Can you reproduce the data beneath, keeping every line exact?

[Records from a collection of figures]
▽

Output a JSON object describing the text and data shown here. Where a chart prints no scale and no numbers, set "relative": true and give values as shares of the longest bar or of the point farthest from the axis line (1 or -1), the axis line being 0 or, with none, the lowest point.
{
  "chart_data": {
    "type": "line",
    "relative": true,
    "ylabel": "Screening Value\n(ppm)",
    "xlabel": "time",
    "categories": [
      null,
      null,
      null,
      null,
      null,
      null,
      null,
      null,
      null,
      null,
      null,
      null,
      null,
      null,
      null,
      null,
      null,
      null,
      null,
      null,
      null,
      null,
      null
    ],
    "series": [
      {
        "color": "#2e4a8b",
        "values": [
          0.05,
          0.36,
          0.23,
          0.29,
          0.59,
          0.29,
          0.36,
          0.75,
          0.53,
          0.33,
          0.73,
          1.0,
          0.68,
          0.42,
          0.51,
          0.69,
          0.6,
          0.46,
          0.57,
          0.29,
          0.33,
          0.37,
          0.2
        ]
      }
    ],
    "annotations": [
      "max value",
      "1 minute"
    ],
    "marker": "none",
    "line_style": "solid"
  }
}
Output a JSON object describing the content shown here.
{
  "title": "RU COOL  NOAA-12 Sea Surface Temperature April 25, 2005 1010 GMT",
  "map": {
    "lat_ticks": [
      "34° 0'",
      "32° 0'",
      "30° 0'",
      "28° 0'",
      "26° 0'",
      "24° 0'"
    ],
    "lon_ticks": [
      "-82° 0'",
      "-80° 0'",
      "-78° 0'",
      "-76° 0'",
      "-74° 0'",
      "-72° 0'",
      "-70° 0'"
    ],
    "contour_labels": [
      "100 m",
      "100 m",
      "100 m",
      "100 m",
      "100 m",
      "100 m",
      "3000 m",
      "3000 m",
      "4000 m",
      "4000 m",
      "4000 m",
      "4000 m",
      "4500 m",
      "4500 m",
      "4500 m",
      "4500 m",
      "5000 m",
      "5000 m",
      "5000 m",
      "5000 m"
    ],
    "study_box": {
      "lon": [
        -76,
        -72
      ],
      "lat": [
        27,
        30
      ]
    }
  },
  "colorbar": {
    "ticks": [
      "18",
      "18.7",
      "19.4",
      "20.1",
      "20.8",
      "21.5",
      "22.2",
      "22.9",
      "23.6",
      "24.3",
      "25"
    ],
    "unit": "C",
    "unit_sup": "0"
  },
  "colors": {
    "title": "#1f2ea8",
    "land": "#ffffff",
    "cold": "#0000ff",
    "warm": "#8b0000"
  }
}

△

RESULT OF THIS TASK.
Output a JSON object describing the text and data shown here. Where a chart prints no scale and no numbers, set "relative": true and give values as shares of the longest bar or of the point farthest from the axis line (1 or -1), the axis line being 0 or, with none, the lowest point.
{
  "chart_data": {
    "type": "line",
    "relative": true,
    "ylabel": "Screening Value\n(ppm)",
    "xlabel": "time",
    "categories": [
      null,
      null,
      null,
      null,
      null,
      null,
      null,
      null,
      null,
      null,
      null,
      null,
      null,
      null,
      null,
      null,
      null,
      null,
      null,
      null,
      null,
      null,
      null
    ],
    "series": [
      {
        "color": "#2e4a8b",
        "values": [
          0.05,
          0.36,
          0.23,
          0.29,
          0.59,
          0.29,
          0.36,
          0.75,
          0.53,
          0.33,
          0.73,
          1.0,
          0.68,
          0.42,
          0.51,
          0.69,
          0.6,
          0.46,
          0.57,
          0.29,
          0.33,
          0.37,
          0.2
        ]
      }
    ],
    "annotations": [
      "max value",
      "1 minute"
    ],
    "marker": "none",
    "line_style": "solid"
  }
}
Output a JSON object describing the content shown here.
{
  "title": "RU COOL  NOAA-12 Sea Surface Temperature April 25, 2005 1010 GMT",
  "map": {
    "lat_ticks": [
      "34° 0'",
      "32° 0'",
      "30° 0'",
      "28° 0'",
      "26° 0'",
      "24° 0'"
    ],
    "lon_ticks": [
      "-82° 0'",
      "-80° 0'",
      "-78° 0'",
      "-76° 0'",
      "-74° 0'",
      "-72° 0'",
      "-70° 0'"
    ],
    "contour_labels": [
      "100 m",
      "100 m",
      "100 m",
      "100 m",
      "100 m",
      "100 m",
      "3000 m",
      "3000 m",
      "4000 m",
      "4000 m",
      "4000 m",
      "4000 m",
      "4500 m",
      "4500 m",
      "4500 m",
      "4500 m",
      "5000 m",
      "5000 m",
      "5000 m",
      "5000 m"
    ],
    "study_box": {
      "lon": [
        -76,
        -72
      ],
      "lat": [
        27,
        30
      ]
    }
  },
  "colorbar": {
    "ticks": [
      "18",
      "18.7",
      "19.4",
      "20.1",
      "20.8",
      "21.5",
      "22.2",
      "22.9",
      "23.6",
      "24.3",
      "25"
    ],
    "unit": "C",
    "unit_sup": "0"
  },
  "colors": {
    "title": "#1f2ea8",
    "land": "#ffffff",
    "cold": "#0000ff",
    "warm": "#8b0000"
  }
}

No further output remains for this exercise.